Data -
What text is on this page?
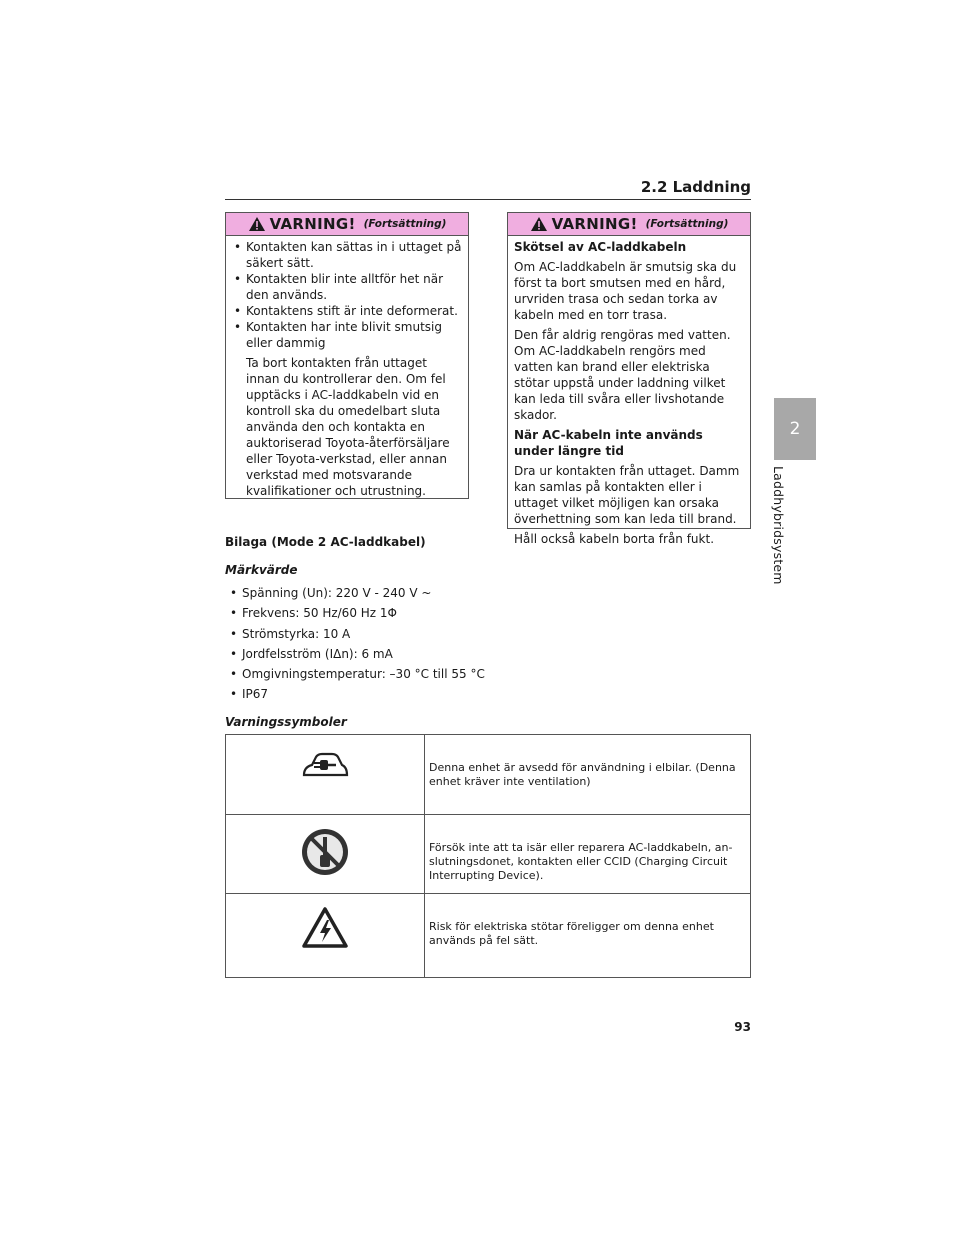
2.2 Laddning
2
Laddhybridsystem
VARNING! (Fortsättning)
• Kontakten kan sättas in i uttaget på säkert sätt.
• Kontakten blir inte alltför het när den används.
• Kontaktens stift är inte deformerat.
• Kontakten har inte blivit smutsig eller dammig
Ta bort kontakten från uttaget innan du kontrollerar den. Om fel upptäcks i AC-laddkabeln vid en kontroll ska du omedelbart sluta använda den och kontakta en auktoriserad Toyota-återförsäljare eller Toyota-verkstad, eller annan verkstad med motsvarande kvalifikationer och utrustning.
VARNING! (Fortsättning)
Skötsel av AC-laddkabeln
Om AC-laddkabeln är smutsig ska du först ta bort smutsen med en hård, urvriden trasa och sedan torka av kabeln med en torr trasa.
Den får aldrig rengöras med vatten. Om AC-laddkabeln rengörs med vatten kan brand eller elektriska stötar uppstå under laddning vilket kan leda till svåra eller livshotande skador.
När AC-kabeln inte används under längre tid
Dra ur kontakten från uttaget. Damm kan samlas på kontakten eller i uttaget vilket möjligen kan orsaka överhettning som kan leda till brand.
Håll också kabeln borta från fukt.
Bilaga (Mode 2 AC-laddkabel)
Märkvärde
• Spänning (Un): 220 V - 240 V ~
• Frekvens: 50 Hz/60 Hz 1Φ
• Strömstyrka: 10 A
• Jordfelsström (IΔn): 6 mA
• Omgivningstemperatur: –30 °C till 55 °C
• IP67
Varningssymboler
Denna enhet är avsedd för användning i elbilar. (Denna enhet kräver inte ventilation)
Försök inte att ta isär eller reparera AC-laddkabeln, an-slutningsdonet, kontakten eller CCID (Charging Circuit Interrupting Device).
Risk för elektriska stötar föreligger om denna enhet används på fel sätt.
93
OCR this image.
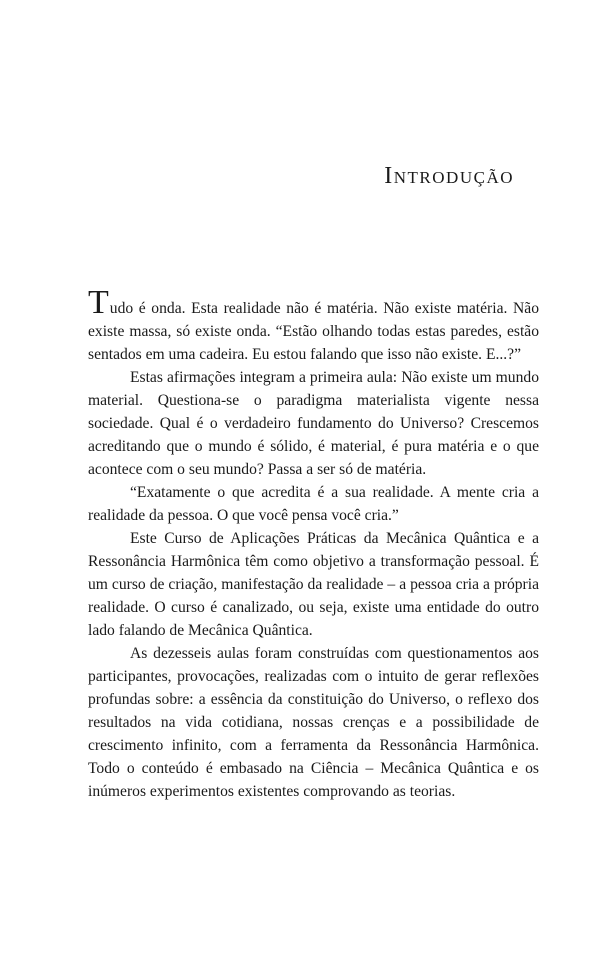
Introdução

Tudo é onda. Esta realidade não é matéria. Não existe matéria. Não existe massa, só existe onda. “Estão olhando todas estas paredes, estão sentados em uma cadeira. Eu estou falando que isso não existe. E...?”

Estas afirmações integram a primeira aula: Não existe um mundo material. Questiona-se o paradigma materialista vigente nessa sociedade. Qual é o verdadeiro fundamento do Universo? Crescemos acreditando que o mundo é sólido, é material, é pura matéria e o que acontece com o seu mundo? Passa a ser só de matéria.

“Exatamente o que acredita é a sua realidade. A mente cria a realidade da pessoa. O que você pensa você cria.”

Este Curso de Aplicações Práticas da Mecânica Quântica e a Ressonância Harmônica têm como objetivo a transformação pessoal. É um curso de criação, manifestação da realidade – a pessoa cria a própria realidade. O curso é canalizado, ou seja, existe uma entidade do outro lado falando de Mecânica Quântica.

As dezesseis aulas foram construídas com questionamentos aos participantes, provocações, realizadas com o intuito de gerar reflexões profundas sobre: a essência da constituição do Universo, o reflexo dos resultados na vida cotidiana, nossas crenças e a possibilidade de crescimento infinito, com a ferramenta da Ressonância Harmônica. Todo o conteúdo é embasado na Ciência – Mecânica Quântica e os inúmeros experimentos existentes comprovando as teorias.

Stated problem -
Write the records out again in full, exactly, and skip every picture.

Written response -
What text is on this page?
2.2 Laddning
2
Laddhybridsystem
VARNING! (Fortsättning)
• Kontakten kan sättas in i uttaget på säkert sätt.
• Kontakten blir inte alltför het när den används.
• Kontaktens stift är inte deformerat.
• Kontakten har inte blivit smutsig eller dammig
Ta bort kontakten från uttaget innan du kontrollerar den. Om fel upptäcks i AC-laddkabeln vid en kontroll ska du omedelbart sluta använda den och kontakta en auktoriserad Toyota-återförsäljare eller Toyota-verkstad, eller annan verkstad med motsvarande kvalifikationer och utrustning.
VARNING! (Fortsättning)
Skötsel av AC-laddkabeln
Om AC-laddkabeln är smutsig ska du först ta bort smutsen med en hård, urvriden trasa och sedan torka av kabeln med en torr trasa.
Den får aldrig rengöras med vatten. Om AC-laddkabeln rengörs med vatten kan brand eller elektriska stötar uppstå under laddning vilket kan leda till svåra eller livshotande skador.
När AC-kabeln inte används under längre tid
Dra ur kontakten från uttaget. Damm kan samlas på kontakten eller i uttaget vilket möjligen kan orsaka överhettning som kan leda till brand.
Håll också kabeln borta från fukt.
Bilaga (Mode 2 AC-laddkabel)
Märkvärde
• Spänning (Un): 220 V - 240 V ~
• Frekvens: 50 Hz/60 Hz 1Φ
• Strömstyrka: 10 A
• Jordfelsström (IΔn): 6 mA
• Omgivningstemperatur: –30 °C till 55 °C
• IP67
Varningssymboler
Denna enhet är avsedd för användning i elbilar. (Denna enhet kräver inte ventilation)
Försök inte att ta isär eller reparera AC-laddkabeln, an-slutningsdonet, kontakten eller CCID (Charging Circuit Interrupting Device).
Risk för elektriska stötar föreligger om denna enhet används på fel sätt.
93
OCR this image.
Introdução

Tudo é onda. Esta realidade não é matéria. Não existe matéria. Não existe massa, só existe onda. “Estão olhando todas estas paredes, estão sentados em uma cadeira. Eu estou falando que isso não existe. E...?”

Estas afirmações integram a primeira aula: Não existe um mundo material. Questiona-se o paradigma materialista vigente nessa sociedade. Qual é o verdadeiro fundamento do Universo? Crescemos acreditando que o mundo é sólido, é material, é pura matéria e o que acontece com o seu mundo? Passa a ser só de matéria.

“Exatamente o que acredita é a sua realidade. A mente cria a realidade da pessoa. O que você pensa você cria.”

Este Curso de Aplicações Práticas da Mecânica Quântica e a Ressonância Harmônica têm como objetivo a transformação pessoal. É um curso de criação, manifestação da realidade – a pessoa cria a própria realidade. O curso é canalizado, ou seja, existe uma entidade do outro lado falando de Mecânica Quântica.

As dezesseis aulas foram construídas com questionamentos aos participantes, provocações, realizadas com o intuito de gerar reflexões profundas sobre: a essência da constituição do Universo, o reflexo dos resultados na vida cotidiana, nossas crenças e a possibilidade de crescimento infinito, com a ferramenta da Ressonância Harmônica. Todo o conteúdo é embasado na Ciência – Mecânica Quântica e os inúmeros experimentos existentes comprovando as teorias.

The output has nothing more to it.